#### WHAT IS BEING ASKED
From the entries provided below, copy each line that contains the word "Чайковська".

--- start of LISTED ENTRIES ---

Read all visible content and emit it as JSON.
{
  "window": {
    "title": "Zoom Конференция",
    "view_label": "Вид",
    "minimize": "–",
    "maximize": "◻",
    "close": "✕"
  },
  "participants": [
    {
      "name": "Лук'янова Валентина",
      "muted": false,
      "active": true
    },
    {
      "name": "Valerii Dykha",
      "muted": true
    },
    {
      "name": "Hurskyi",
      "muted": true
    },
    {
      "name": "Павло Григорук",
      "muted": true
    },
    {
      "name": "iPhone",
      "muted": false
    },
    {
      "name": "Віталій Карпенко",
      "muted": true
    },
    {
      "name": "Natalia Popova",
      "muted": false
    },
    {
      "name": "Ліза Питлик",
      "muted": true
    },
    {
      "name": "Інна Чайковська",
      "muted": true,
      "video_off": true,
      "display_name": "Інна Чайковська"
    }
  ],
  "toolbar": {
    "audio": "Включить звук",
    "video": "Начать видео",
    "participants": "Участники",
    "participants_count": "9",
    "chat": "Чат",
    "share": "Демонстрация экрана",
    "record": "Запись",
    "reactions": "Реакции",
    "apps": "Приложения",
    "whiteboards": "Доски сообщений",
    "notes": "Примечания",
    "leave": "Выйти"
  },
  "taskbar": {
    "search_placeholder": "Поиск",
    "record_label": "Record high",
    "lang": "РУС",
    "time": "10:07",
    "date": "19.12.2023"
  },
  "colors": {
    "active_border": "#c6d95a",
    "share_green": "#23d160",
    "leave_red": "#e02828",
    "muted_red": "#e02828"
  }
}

--- end of LISTED ENTRIES ---

#### THE RESULT
      "name": "Інна Чайковська",
      "display_name": "Інна Чайковська"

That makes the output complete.